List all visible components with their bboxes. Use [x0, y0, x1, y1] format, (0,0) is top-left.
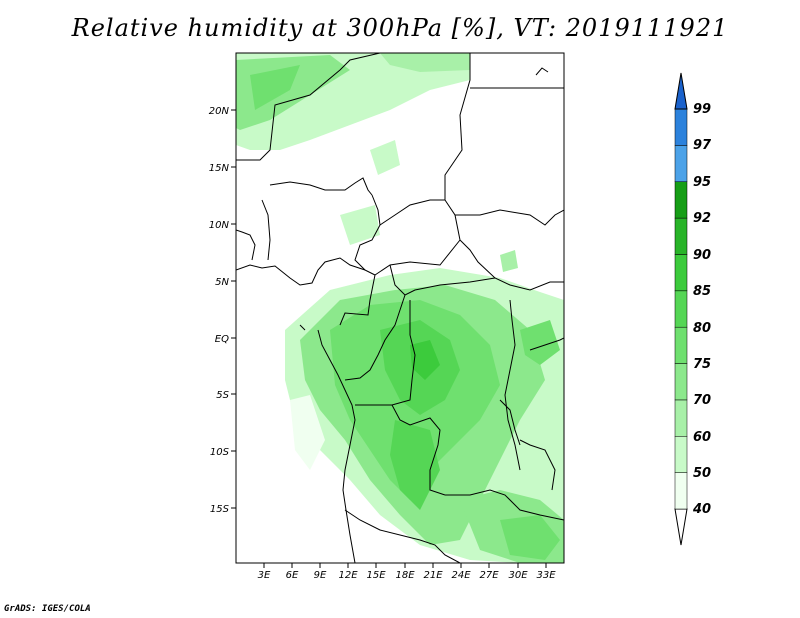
colorbar-segment: [674, 326, 688, 364]
lat-label: 15N: [209, 163, 230, 174]
colorbar-segment: [674, 290, 688, 328]
humidity-field: [236, 53, 564, 563]
colorbar-segment: [674, 363, 688, 401]
coastlines: [236, 53, 564, 563]
lat-label: EQ: [215, 334, 229, 345]
colorbar-under-triangle: [674, 508, 688, 546]
lon-label: 27E: [479, 570, 499, 581]
colorbar-segment: [674, 217, 688, 255]
lat-label: 20N: [209, 106, 230, 117]
colorbar-label: 99: [693, 102, 711, 117]
lat-label: 15S: [210, 504, 230, 515]
grads-credit: GrADS: IGES/COLA: [4, 604, 91, 614]
colorbar-label: 92: [693, 211, 711, 226]
lon-label: 6E: [286, 570, 299, 581]
lon-label: 33E: [536, 570, 556, 581]
lon-label: 21E: [423, 570, 443, 581]
colorbar-label: 80: [693, 321, 711, 336]
colorbar: 40 50 60 70 75 80 85 90 92 95 97 99: [674, 72, 712, 546]
lat-label: 10N: [209, 220, 230, 231]
colorbar-segment: [674, 254, 688, 292]
colorbar-label: 85: [693, 284, 711, 299]
colorbar-segment: [674, 399, 688, 437]
colorbar-label: 70: [693, 393, 711, 408]
colorbar-segment: [674, 108, 688, 146]
colorbar-label: 97: [693, 138, 712, 153]
colorbar-segment: [674, 181, 688, 219]
lon-label: 15E: [366, 570, 386, 581]
lon-label: 30E: [508, 570, 528, 581]
colorbar-label: 50: [693, 466, 711, 481]
lon-axis: 3E 6E 9E 12E 15E 18E 21E 24E 27E 30E 33E: [258, 563, 556, 581]
colorbar-label: 60: [693, 430, 711, 445]
lat-label: 5S: [216, 390, 229, 401]
colorbar-segment: [674, 145, 688, 182]
lon-label: 24E: [451, 570, 471, 581]
lon-label: 9E: [314, 570, 327, 581]
colorbar-over-triangle: [674, 72, 688, 110]
lat-axis: 20N 15N 10N 5N EQ 5S 10S 15S: [209, 106, 236, 515]
lon-label: 18E: [395, 570, 415, 581]
colorbar-label: 95: [693, 175, 711, 190]
lat-label: 10S: [210, 447, 230, 458]
lon-label: 3E: [258, 570, 271, 581]
colorbar-label: 90: [693, 248, 711, 263]
lat-label: 5N: [215, 277, 229, 288]
map-title: Relative humidity at 300hPa [%], VT: 201…: [71, 14, 729, 42]
colorbar-segment: [674, 436, 688, 473]
colorbar-label: 75: [693, 357, 711, 372]
lon-label: 12E: [338, 570, 358, 581]
colorbar-label: 40: [692, 502, 711, 517]
colorbar-segment: [674, 472, 688, 510]
map-frame: [235, 52, 565, 564]
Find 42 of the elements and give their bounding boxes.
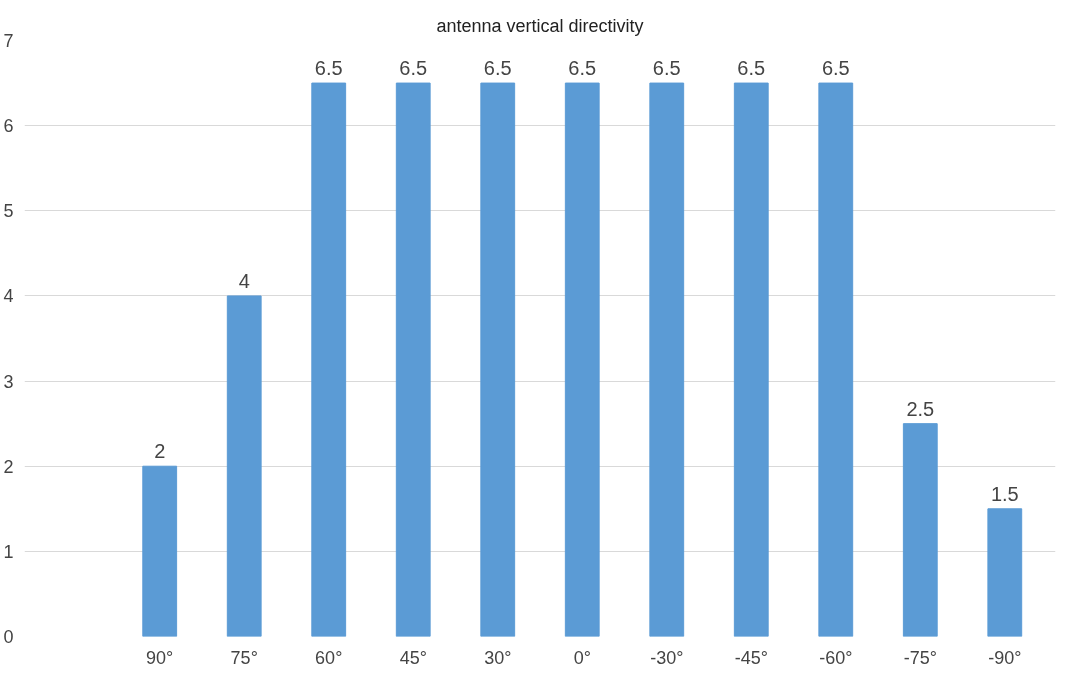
x-tick-label: -30° bbox=[650, 647, 684, 668]
data-label: 6.5 bbox=[821, 57, 850, 80]
x-tick-label: -90° bbox=[988, 647, 1022, 668]
data-label: 6.5 bbox=[652, 57, 681, 80]
x-tick-label: 30° bbox=[484, 647, 512, 668]
y-tick-label: 1 bbox=[3, 541, 14, 562]
chart-title: antenna vertical directivity bbox=[436, 15, 644, 36]
data-label: 4 bbox=[238, 269, 250, 292]
x-tick-label: 90° bbox=[146, 647, 174, 668]
x-tick-label: -75° bbox=[903, 647, 937, 668]
x-tick-label: 75° bbox=[230, 647, 258, 668]
x-tick-label: 0° bbox=[573, 647, 591, 668]
bar bbox=[395, 82, 431, 637]
y-tick-label: 3 bbox=[3, 371, 14, 392]
y-tick-label: 4 bbox=[3, 286, 14, 307]
y-tick-label: 5 bbox=[3, 201, 14, 222]
bar bbox=[818, 82, 854, 637]
bar bbox=[649, 82, 685, 637]
x-tick-label: 45° bbox=[399, 647, 427, 668]
y-tick-label: 7 bbox=[3, 31, 14, 51]
bar bbox=[142, 465, 178, 637]
bar bbox=[733, 82, 769, 637]
data-label: 6.5 bbox=[399, 57, 428, 80]
data-label: 1.5 bbox=[990, 482, 1019, 505]
y-tick-label: 2 bbox=[3, 456, 14, 477]
x-tick-label: 60° bbox=[315, 647, 343, 668]
data-label: 2 bbox=[154, 440, 166, 463]
bar bbox=[480, 82, 516, 637]
data-label: 6.5 bbox=[314, 57, 343, 80]
data-label: 2.5 bbox=[906, 397, 935, 420]
bar bbox=[987, 508, 1023, 637]
x-tick-label: -45° bbox=[734, 647, 768, 668]
bar bbox=[311, 82, 347, 637]
bar bbox=[902, 423, 938, 637]
bar bbox=[564, 82, 600, 637]
x-tick-label: -60° bbox=[819, 647, 853, 668]
data-label: 6.5 bbox=[568, 57, 597, 80]
y-tick-label: 6 bbox=[3, 116, 14, 137]
data-label: 6.5 bbox=[483, 57, 512, 80]
data-label: 6.5 bbox=[737, 57, 766, 80]
y-tick-label: 0 bbox=[3, 627, 14, 647]
bar bbox=[226, 295, 262, 637]
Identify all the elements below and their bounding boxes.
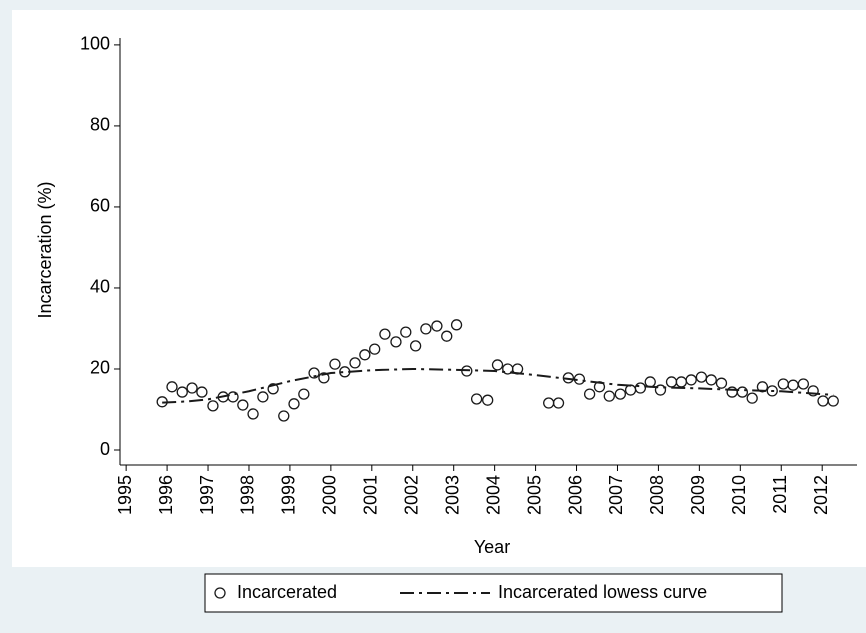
point — [298, 388, 310, 400]
point — [431, 320, 443, 332]
point — [379, 328, 391, 340]
point — [369, 343, 381, 355]
point — [562, 372, 574, 384]
point — [736, 386, 749, 398]
x-tick-label: 2005 — [524, 475, 544, 515]
point — [685, 374, 697, 386]
point — [227, 391, 239, 403]
point — [482, 394, 494, 406]
x-tick-label: 2002 — [402, 475, 422, 515]
point — [441, 330, 453, 342]
y-tick-label: 100 — [80, 34, 110, 54]
point — [288, 398, 300, 410]
point — [409, 340, 422, 352]
x-tick-label: 1999 — [279, 475, 299, 515]
y-tick-label: 40 — [90, 277, 110, 297]
point — [349, 357, 361, 369]
x-tick-label: 1995 — [115, 475, 135, 515]
point — [603, 390, 615, 402]
x-tick-label: 1998 — [238, 475, 258, 515]
legend-label: Incarcerated lowess curve — [498, 582, 707, 602]
point — [705, 374, 717, 386]
point — [267, 383, 279, 395]
point — [196, 386, 208, 398]
x-tick-label: 2012 — [811, 475, 831, 515]
legend-label: Incarcerated — [237, 582, 337, 602]
point — [756, 381, 769, 393]
point — [746, 392, 758, 404]
x-tick-label: 2011 — [770, 475, 790, 514]
point — [257, 391, 269, 403]
point — [329, 358, 341, 370]
point — [614, 388, 626, 400]
point — [318, 372, 330, 384]
point — [186, 382, 198, 394]
x-tick-label: 1996 — [156, 475, 176, 515]
lowess-line — [162, 367, 834, 404]
x-tick-label: 2008 — [647, 475, 667, 515]
point — [552, 397, 565, 409]
x-tick-label: 2003 — [442, 475, 462, 515]
x-tick-label: 2000 — [320, 475, 340, 515]
x-tick-label: 2006 — [565, 475, 585, 515]
x-tick-label: 2009 — [688, 475, 708, 515]
point — [420, 323, 432, 335]
y-tick-label: 80 — [90, 115, 110, 135]
point — [390, 336, 402, 348]
x-tick-label: 1997 — [197, 475, 217, 515]
point — [450, 319, 463, 331]
point — [807, 385, 819, 397]
point — [583, 388, 596, 400]
point — [176, 386, 188, 398]
y-tick-label: 20 — [90, 358, 110, 378]
x-tick-label: 2004 — [483, 475, 503, 515]
point — [207, 400, 219, 412]
point — [166, 381, 178, 393]
point — [654, 384, 667, 396]
point — [766, 385, 778, 397]
point — [278, 410, 290, 422]
y-tick-label: 60 — [90, 196, 110, 216]
x-tick-label: 2001 — [361, 475, 381, 515]
x-axis-title: Year — [474, 537, 510, 557]
point — [400, 326, 412, 338]
x-tick-label: 2010 — [729, 475, 749, 515]
point — [308, 367, 320, 379]
plot-background — [12, 10, 866, 567]
point — [470, 393, 483, 405]
point — [634, 382, 647, 394]
point — [827, 395, 839, 407]
point — [715, 377, 728, 389]
legend-box — [204, 573, 783, 613]
point — [359, 349, 371, 361]
y-tick-label: 0 — [100, 439, 110, 459]
point — [237, 399, 249, 411]
y-axis-title: Incarceration (%) — [35, 181, 55, 318]
legend-marker — [214, 587, 226, 599]
point — [491, 359, 504, 371]
point — [797, 378, 810, 390]
x-tick-label: 2007 — [606, 475, 626, 515]
point — [247, 408, 259, 420]
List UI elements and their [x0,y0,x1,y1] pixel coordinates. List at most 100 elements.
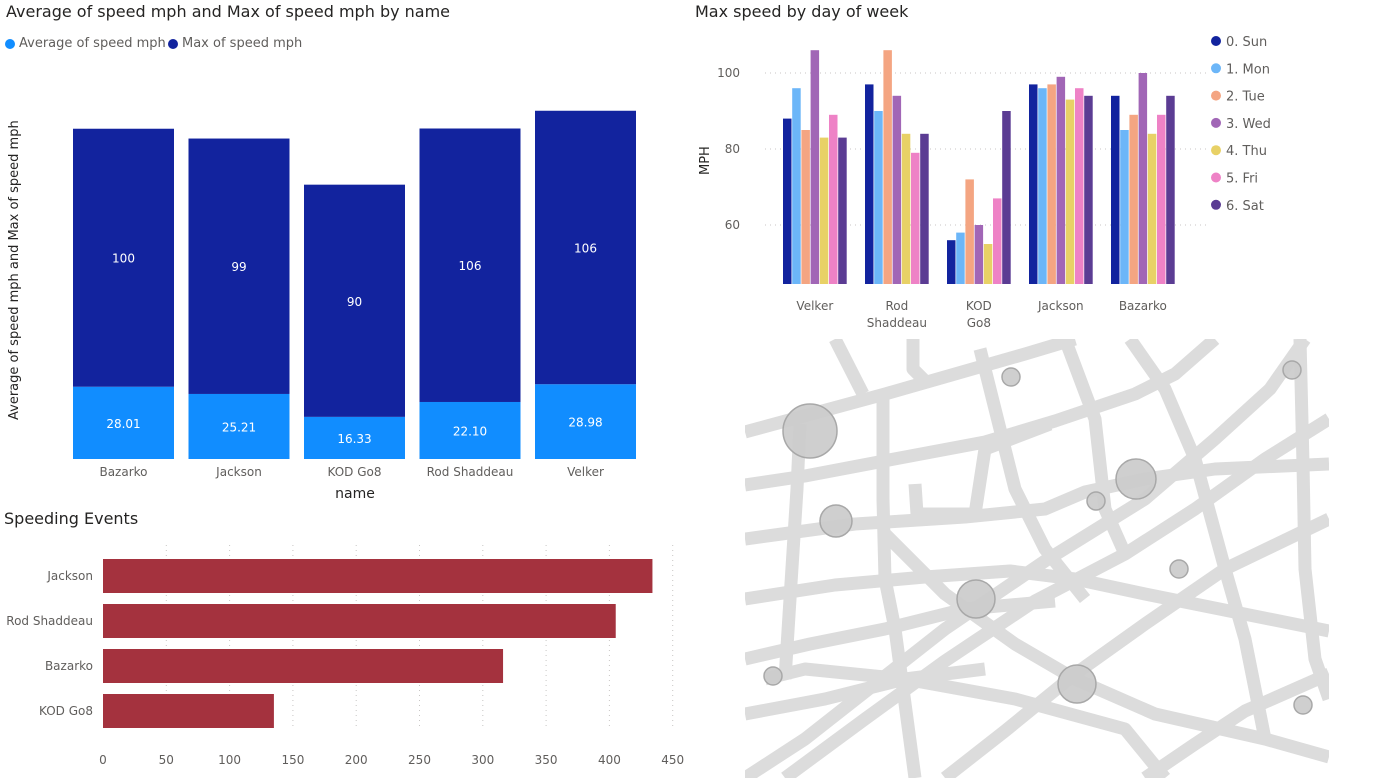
bar-max[interactable] [73,128,174,387]
bar[interactable] [883,50,892,285]
bar[interactable] [901,133,911,284]
bar[interactable] [865,84,874,285]
map-canvas[interactable] [745,339,1329,778]
bar-avg-label: 28.01 [106,417,140,431]
bar[interactable] [1047,84,1056,285]
bar[interactable] [838,137,847,284]
chart1-legend-max-label: Max of speed mph [182,36,303,51]
bar[interactable] [947,240,956,284]
map-bubble[interactable] [1293,695,1313,715]
bar[interactable] [810,50,820,285]
x-tick-label: 100 [218,753,241,767]
bar-avg[interactable] [188,393,290,459]
bar[interactable] [1147,133,1157,284]
bar-avg[interactable] [73,386,174,459]
legend-dot [1211,172,1221,183]
chart2-plot[interactable]: 60 80 100 MPH Velker Rod Shaddeau KOD Go8 Jackson… [690,25,1374,335]
bar[interactable] [965,179,974,284]
bar-max[interactable] [188,138,290,394]
bar-avg[interactable] [304,416,405,459]
bar[interactable] [1084,95,1093,284]
map-street [940,513,1329,778]
bar-avg-label: 16.33 [337,432,371,446]
chart1-plot[interactable]: 28.01 100 Bazarko 25.21 99 Jackson 16.33 90 KOD … [0,60,660,510]
map-bubble[interactable] [1115,458,1157,500]
bar[interactable] [103,649,504,683]
bar[interactable] [103,604,616,638]
bar-avg[interactable] [419,401,521,459]
bar-avg[interactable] [535,384,636,459]
x-tick-label: 0 [99,753,107,767]
bar[interactable] [783,118,792,284]
bar[interactable] [103,559,653,593]
bar[interactable] [819,137,829,284]
y-tick-label: Bazarko [45,659,93,673]
bar[interactable] [1065,99,1075,284]
bar[interactable] [1166,95,1175,284]
bar[interactable] [1075,88,1084,284]
map-bubble[interactable] [819,504,853,538]
bar-max[interactable] [419,128,521,402]
legend-label: 6. Sat [1226,199,1264,214]
x-tick-label: Bazarko [1119,299,1167,313]
bar[interactable] [829,114,838,284]
bar-max[interactable] [304,184,405,417]
x-tick-label: Jackson [1037,299,1084,313]
map-bubble[interactable] [763,666,783,686]
chart2-title: Max speed by day of week [695,2,909,21]
bar[interactable] [1002,111,1011,284]
chart3-plot[interactable]: 0 50 100 150 200 250 300 350 400 450 Jackson Rod Sh… [0,535,700,778]
x-tick-label: 50 [159,753,174,767]
bar-max-label: 106 [459,259,482,273]
x-tick-label: Go8 [967,316,991,330]
map-street [973,347,1091,604]
x-tick-label: 450 [661,753,684,767]
map-bubble[interactable] [1057,664,1097,704]
bar-max-label: 90 [347,295,362,309]
bar[interactable] [1029,84,1038,285]
x-tick-label: KOD Go8 [328,465,382,479]
bar[interactable] [801,130,810,284]
bar[interactable] [892,95,902,284]
bar[interactable] [1138,73,1148,284]
map-bubble[interactable] [782,403,838,459]
bar[interactable] [1157,114,1166,284]
bar[interactable] [983,244,993,284]
legend-dot-avg [5,38,15,49]
y-tick-label: 60 [725,218,740,232]
map-bubble[interactable] [1086,491,1106,511]
legend-label: 3. Wed [1226,117,1271,132]
bar-avg-label: 25.21 [222,420,256,434]
bar[interactable] [874,111,883,284]
legend-dot [1211,145,1221,156]
bar[interactable] [1120,130,1129,284]
map-bubble[interactable] [1169,559,1189,579]
x-tick-label: 200 [345,753,368,767]
bar-max[interactable] [535,110,636,385]
bar[interactable] [1056,76,1066,284]
bar[interactable] [956,232,965,284]
x-tick-label: 350 [535,753,558,767]
map-bubble[interactable] [1282,360,1302,380]
x-tick-label: Velker [567,465,604,479]
bar[interactable] [103,694,274,728]
bar[interactable] [911,152,920,284]
bar[interactable] [993,198,1002,284]
map-bubble[interactable] [1001,367,1021,387]
bar[interactable] [920,133,929,284]
map-bubble[interactable] [956,579,996,619]
legend-dot [1211,63,1221,74]
bar[interactable] [1038,88,1047,284]
map-visual[interactable] [745,339,1329,778]
bar[interactable] [792,88,801,284]
y-axis-title: Average of speed mph and Max of speed mp… [7,120,22,420]
x-axis-title: name [335,486,375,502]
x-tick-label: Shaddeau [867,316,927,330]
chart1-legend-max[interactable]: Max of speed mph [168,36,302,51]
legend-dot-max [168,38,178,49]
bar[interactable] [1129,114,1138,284]
chart1-legend-avg[interactable]: Average of speed mph [5,36,166,51]
chart3-title: Speeding Events [4,509,139,528]
bar[interactable] [1111,95,1120,284]
bar[interactable] [974,225,984,284]
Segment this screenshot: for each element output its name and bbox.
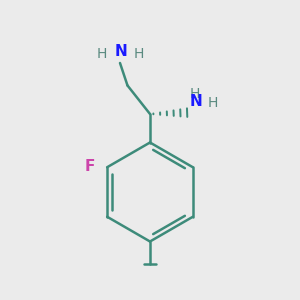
Text: N: N [115, 44, 128, 59]
Text: H: H [134, 46, 144, 61]
Text: H: H [96, 46, 106, 61]
Text: H: H [208, 96, 218, 110]
Text: F: F [85, 159, 95, 174]
Text: N: N [190, 94, 202, 109]
Text: H: H [189, 87, 200, 101]
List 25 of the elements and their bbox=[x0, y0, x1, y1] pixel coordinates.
·····
Copy out, character for character, the stretch of the listing from the line containing "point — [298, 388, 310, 400]" through the line containing "point — [288, 398, 300, 410]", including both of those lines.

point — [298, 388, 310, 400]
point — [431, 320, 443, 332]
point — [379, 328, 391, 340]
point — [369, 343, 381, 355]
point — [562, 372, 574, 384]
point — [736, 386, 749, 398]
x-tick-label: 2005 — [524, 475, 544, 515]
point — [685, 374, 697, 386]
point — [227, 391, 239, 403]
point — [482, 394, 494, 406]
x-tick-label: 2002 — [402, 475, 422, 515]
point — [441, 330, 453, 342]
y-tick-label: 100 — [80, 34, 110, 54]
point — [288, 398, 300, 410]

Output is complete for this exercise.